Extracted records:
* start *
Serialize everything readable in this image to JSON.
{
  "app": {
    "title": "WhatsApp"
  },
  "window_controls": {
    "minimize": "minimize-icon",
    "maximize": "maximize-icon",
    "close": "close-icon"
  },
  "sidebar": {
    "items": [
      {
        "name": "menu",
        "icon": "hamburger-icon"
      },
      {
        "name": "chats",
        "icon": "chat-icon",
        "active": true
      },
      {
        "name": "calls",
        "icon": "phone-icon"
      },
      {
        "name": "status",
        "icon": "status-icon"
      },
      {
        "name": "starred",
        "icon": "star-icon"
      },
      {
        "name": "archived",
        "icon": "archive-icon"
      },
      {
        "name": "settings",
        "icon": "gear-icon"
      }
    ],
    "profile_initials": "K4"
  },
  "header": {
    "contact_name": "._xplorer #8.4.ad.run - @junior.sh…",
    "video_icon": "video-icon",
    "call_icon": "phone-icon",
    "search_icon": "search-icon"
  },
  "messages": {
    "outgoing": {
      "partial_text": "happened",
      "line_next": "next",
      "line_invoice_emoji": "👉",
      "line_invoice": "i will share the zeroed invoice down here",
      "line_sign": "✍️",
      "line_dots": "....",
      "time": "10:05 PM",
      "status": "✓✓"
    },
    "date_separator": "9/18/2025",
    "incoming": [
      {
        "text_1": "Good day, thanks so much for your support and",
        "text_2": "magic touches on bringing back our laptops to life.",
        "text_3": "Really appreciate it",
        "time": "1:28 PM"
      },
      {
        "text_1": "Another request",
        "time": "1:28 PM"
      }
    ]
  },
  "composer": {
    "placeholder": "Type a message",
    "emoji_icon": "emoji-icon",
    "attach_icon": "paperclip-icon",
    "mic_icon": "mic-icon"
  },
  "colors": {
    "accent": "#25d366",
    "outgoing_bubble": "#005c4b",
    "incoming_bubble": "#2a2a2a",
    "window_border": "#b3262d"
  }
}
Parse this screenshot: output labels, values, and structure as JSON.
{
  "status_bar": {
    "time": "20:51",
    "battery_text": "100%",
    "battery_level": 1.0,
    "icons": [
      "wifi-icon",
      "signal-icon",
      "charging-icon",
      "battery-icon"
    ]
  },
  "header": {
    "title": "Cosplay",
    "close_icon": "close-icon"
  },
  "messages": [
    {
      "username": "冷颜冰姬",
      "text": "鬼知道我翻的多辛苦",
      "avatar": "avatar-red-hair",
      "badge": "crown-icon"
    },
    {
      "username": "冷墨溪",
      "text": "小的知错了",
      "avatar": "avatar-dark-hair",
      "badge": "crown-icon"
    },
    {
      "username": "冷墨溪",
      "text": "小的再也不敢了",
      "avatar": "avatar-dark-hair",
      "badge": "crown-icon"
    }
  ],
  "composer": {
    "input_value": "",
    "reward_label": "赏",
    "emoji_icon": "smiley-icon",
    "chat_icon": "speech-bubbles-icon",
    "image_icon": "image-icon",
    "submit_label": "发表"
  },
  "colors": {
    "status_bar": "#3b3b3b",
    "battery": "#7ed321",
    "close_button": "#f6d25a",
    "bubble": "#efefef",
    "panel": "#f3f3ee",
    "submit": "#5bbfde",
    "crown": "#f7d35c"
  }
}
* end *
▶ [Task objective]:
Produce an exact copy of all the records.

▶ [Answer to the problem]:
Serialize everything readable in this image to JSON.
{
  "app": {
    "title": "WhatsApp"
  },
  "window_controls": {
    "minimize": "minimize-icon",
    "maximize": "maximize-icon",
    "close": "close-icon"
  },
  "sidebar": {
    "items": [
      {
        "name": "menu",
        "icon": "hamburger-icon"
      },
      {
        "name": "chats",
        "icon": "chat-icon",
        "active": true
      },
      {
        "name": "calls",
        "icon": "phone-icon"
      },
      {
        "name": "status",
        "icon": "status-icon"
      },
      {
        "name": "starred",
        "icon": "star-icon"
      },
      {
        "name": "archived",
        "icon": "archive-icon"
      },
      {
        "name": "settings",
        "icon": "gear-icon"
      }
    ],
    "profile_initials": "K4"
  },
  "header": {
    "contact_name": "._xplorer #8.4.ad.run - @junior.sh…",
    "video_icon": "video-icon",
    "call_icon": "phone-icon",
    "search_icon": "search-icon"
  },
  "messages": {
    "outgoing": {
      "partial_text": "happened",
      "line_next": "next",
      "line_invoice_emoji": "👉",
      "line_invoice": "i will share the zeroed invoice down here",
      "line_sign": "✍️",
      "line_dots": "....",
      "time": "10:05 PM",
      "status": "✓✓"
    },
    "date_separator": "9/18/2025",
    "incoming": [
      {
        "text_1": "Good day, thanks so much for your support and",
        "text_2": "magic touches on bringing back our laptops to life.",
        "text_3": "Really appreciate it",
        "time": "1:28 PM"
      },
      {
        "text_1": "Another request",
        "time": "1:28 PM"
      }
    ]
  },
  "composer": {
    "placeholder": "Type a message",
    "emoji_icon": "emoji-icon",
    "attach_icon": "paperclip-icon",
    "mic_icon": "mic-icon"
  },
  "colors": {
    "accent": "#25d366",
    "outgoing_bubble": "#005c4b",
    "incoming_bubble": "#2a2a2a",
    "window_border": "#b3262d"
  }
}
Parse this screenshot: output labels, values, and structure as JSON.
{
  "status_bar": {
    "time": "20:51",
    "battery_text": "100%",
    "battery_level": 1.0,
    "icons": [
      "wifi-icon",
      "signal-icon",
      "charging-icon",
      "battery-icon"
    ]
  },
  "header": {
    "title": "Cosplay",
    "close_icon": "close-icon"
  },
  "messages": [
    {
      "username": "冷颜冰姬",
      "text": "鬼知道我翻的多辛苦",
      "avatar": "avatar-red-hair",
      "badge": "crown-icon"
    },
    {
      "username": "冷墨溪",
      "text": "小的知错了",
      "avatar": "avatar-dark-hair",
      "badge": "crown-icon"
    },
    {
      "username": "冷墨溪",
      "text": "小的再也不敢了",
      "avatar": "avatar-dark-hair",
      "badge": "crown-icon"
    }
  ],
  "composer": {
    "input_value": "",
    "reward_label": "赏",
    "emoji_icon": "smiley-icon",
    "chat_icon": "speech-bubbles-icon",
    "image_icon": "image-icon",
    "submit_label": "发表"
  },
  "colors": {
    "status_bar": "#3b3b3b",
    "battery": "#7ed321",
    "close_button": "#f6d25a",
    "bubble": "#efefef",
    "panel": "#f3f3ee",
    "submit": "#5bbfde",
    "crown": "#f7d35c"
  }
}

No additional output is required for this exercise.